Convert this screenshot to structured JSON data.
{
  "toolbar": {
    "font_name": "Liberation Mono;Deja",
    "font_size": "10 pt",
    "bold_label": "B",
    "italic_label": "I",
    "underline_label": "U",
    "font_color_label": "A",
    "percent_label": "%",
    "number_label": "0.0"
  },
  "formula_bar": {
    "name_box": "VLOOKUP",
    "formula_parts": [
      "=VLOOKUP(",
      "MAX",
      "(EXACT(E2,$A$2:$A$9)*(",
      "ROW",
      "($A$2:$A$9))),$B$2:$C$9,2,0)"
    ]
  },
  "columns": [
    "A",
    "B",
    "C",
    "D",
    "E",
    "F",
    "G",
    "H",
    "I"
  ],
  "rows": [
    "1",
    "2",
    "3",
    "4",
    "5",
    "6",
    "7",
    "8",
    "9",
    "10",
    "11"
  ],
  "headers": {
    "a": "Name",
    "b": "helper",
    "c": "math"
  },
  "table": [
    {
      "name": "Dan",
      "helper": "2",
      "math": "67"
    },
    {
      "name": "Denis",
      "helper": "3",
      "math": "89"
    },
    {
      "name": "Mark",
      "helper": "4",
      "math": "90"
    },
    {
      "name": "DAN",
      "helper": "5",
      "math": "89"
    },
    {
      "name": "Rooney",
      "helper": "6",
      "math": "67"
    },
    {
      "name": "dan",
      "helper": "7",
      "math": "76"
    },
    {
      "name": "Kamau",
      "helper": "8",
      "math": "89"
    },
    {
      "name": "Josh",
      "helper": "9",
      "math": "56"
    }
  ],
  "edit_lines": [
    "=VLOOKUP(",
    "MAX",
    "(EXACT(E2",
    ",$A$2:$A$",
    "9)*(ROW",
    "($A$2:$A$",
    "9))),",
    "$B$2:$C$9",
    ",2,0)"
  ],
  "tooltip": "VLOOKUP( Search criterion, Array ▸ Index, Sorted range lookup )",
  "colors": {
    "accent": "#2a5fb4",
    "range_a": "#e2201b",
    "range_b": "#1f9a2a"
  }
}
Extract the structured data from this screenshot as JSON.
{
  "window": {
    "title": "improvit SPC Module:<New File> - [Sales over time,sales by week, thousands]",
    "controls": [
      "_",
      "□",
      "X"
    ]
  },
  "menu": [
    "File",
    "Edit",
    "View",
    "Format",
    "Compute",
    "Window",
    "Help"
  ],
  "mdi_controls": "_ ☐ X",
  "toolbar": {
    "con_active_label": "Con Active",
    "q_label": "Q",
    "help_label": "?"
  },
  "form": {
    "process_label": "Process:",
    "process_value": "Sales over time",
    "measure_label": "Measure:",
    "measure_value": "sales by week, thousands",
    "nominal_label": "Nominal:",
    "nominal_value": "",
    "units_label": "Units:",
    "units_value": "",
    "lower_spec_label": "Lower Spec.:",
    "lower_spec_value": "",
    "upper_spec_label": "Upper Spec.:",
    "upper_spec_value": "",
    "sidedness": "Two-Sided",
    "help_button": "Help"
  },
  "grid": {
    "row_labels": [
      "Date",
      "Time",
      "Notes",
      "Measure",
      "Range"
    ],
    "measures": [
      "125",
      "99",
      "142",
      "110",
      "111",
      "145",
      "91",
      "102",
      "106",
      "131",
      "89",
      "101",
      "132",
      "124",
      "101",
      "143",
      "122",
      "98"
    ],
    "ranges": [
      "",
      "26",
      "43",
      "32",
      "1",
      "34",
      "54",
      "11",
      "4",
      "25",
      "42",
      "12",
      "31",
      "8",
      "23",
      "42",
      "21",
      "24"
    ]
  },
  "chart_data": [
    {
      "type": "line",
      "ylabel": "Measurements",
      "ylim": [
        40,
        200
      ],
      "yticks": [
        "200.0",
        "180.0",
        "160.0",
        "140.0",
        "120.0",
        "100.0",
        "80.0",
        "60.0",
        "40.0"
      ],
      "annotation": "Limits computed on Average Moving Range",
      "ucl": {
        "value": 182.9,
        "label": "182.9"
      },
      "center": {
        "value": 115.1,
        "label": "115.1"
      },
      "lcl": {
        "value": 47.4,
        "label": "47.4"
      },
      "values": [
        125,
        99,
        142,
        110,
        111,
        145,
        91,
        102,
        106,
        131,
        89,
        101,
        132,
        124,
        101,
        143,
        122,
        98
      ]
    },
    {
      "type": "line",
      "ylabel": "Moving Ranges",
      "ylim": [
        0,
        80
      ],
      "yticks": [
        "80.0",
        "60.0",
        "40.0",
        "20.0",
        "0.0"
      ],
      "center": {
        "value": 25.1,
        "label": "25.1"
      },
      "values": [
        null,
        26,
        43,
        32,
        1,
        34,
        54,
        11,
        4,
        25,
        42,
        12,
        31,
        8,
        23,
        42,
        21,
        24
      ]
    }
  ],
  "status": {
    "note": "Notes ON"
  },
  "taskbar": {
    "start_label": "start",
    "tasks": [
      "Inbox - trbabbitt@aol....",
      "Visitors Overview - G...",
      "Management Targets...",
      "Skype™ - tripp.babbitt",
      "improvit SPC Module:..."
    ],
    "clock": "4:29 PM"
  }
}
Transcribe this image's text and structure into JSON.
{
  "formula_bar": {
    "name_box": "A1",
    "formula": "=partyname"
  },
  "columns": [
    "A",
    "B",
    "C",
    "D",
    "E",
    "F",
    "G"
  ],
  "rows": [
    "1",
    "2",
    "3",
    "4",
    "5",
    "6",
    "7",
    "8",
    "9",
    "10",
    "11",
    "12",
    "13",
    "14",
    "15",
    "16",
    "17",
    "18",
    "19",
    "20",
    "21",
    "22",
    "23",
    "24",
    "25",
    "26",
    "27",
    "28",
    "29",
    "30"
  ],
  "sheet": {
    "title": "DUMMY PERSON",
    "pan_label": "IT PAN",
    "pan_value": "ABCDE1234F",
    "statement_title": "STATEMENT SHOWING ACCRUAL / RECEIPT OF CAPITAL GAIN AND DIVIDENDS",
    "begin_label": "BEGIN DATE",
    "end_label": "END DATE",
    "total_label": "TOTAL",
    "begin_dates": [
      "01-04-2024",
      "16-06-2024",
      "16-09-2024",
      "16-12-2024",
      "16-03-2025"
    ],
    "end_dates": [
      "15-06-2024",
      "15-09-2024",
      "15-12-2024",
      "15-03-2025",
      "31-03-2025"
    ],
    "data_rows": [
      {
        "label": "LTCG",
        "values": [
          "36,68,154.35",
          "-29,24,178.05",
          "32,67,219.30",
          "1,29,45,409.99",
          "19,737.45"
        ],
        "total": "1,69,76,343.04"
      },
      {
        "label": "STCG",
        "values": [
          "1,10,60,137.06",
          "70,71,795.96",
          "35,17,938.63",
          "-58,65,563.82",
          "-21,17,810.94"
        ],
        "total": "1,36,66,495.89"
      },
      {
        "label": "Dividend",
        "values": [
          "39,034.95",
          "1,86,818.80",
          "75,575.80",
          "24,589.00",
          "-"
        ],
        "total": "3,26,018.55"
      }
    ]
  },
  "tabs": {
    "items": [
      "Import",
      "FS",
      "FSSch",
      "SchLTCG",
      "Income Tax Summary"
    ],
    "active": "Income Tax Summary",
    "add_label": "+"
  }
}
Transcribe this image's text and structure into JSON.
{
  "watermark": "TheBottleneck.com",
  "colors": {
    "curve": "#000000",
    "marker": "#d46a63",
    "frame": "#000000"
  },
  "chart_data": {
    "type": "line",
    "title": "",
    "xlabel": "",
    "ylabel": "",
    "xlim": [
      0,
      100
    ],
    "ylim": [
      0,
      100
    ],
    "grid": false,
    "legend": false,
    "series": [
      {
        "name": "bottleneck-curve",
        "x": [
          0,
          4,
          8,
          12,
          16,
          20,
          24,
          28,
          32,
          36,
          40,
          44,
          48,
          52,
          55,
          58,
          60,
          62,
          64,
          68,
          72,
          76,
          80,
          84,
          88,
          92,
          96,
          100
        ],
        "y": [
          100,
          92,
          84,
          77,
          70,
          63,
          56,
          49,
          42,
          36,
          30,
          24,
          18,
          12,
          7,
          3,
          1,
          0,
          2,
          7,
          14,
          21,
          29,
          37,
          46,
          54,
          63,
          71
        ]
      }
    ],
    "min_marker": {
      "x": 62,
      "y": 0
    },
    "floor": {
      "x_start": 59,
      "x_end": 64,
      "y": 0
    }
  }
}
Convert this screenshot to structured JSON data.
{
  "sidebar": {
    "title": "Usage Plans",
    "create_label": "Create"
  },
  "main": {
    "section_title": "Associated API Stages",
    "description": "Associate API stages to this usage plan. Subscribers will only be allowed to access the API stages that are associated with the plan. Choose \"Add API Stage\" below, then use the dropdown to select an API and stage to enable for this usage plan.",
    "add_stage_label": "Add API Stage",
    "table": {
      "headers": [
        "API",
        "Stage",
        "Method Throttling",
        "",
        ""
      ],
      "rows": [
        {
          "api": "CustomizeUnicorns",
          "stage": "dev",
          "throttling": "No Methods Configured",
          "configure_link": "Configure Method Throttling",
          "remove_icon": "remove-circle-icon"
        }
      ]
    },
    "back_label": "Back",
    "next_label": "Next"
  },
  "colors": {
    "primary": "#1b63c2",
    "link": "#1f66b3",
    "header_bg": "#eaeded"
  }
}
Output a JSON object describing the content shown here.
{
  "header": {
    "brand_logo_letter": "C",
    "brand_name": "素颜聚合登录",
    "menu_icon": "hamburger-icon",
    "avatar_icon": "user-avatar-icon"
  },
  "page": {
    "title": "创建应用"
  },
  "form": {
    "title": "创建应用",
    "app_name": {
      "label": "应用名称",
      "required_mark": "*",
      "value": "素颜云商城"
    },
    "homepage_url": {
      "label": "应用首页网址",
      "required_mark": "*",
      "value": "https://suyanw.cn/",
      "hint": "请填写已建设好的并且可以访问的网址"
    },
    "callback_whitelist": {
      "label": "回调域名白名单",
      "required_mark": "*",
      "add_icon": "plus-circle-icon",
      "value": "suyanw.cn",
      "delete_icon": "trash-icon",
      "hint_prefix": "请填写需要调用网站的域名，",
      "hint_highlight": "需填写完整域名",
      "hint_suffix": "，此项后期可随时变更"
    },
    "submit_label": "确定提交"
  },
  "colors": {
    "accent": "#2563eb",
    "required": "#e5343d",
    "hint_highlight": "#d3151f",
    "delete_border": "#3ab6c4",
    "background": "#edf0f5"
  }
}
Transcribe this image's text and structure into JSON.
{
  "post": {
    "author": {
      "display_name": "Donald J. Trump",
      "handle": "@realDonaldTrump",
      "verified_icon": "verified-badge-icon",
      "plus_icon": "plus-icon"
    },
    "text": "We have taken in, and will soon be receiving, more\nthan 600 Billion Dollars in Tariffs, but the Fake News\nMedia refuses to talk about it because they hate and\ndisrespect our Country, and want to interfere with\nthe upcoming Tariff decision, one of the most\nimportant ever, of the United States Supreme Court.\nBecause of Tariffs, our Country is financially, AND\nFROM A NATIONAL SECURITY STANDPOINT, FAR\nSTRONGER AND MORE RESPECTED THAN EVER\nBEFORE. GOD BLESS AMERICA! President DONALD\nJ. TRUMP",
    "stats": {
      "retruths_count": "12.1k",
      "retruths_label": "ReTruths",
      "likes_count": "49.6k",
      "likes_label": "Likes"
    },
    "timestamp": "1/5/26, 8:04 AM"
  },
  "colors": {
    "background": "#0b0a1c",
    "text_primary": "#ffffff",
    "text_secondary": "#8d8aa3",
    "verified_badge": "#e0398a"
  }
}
|---|
- [STATED GOAL] In the material above, find each line that contains the word "improvit", and select it.

- [RESPONSE FOR THIS EXERCISE]
    "title": "improvit SPC Module:<New File> - [Sales over time,sales by week, thousands]",
      "improvit SPC Module:..."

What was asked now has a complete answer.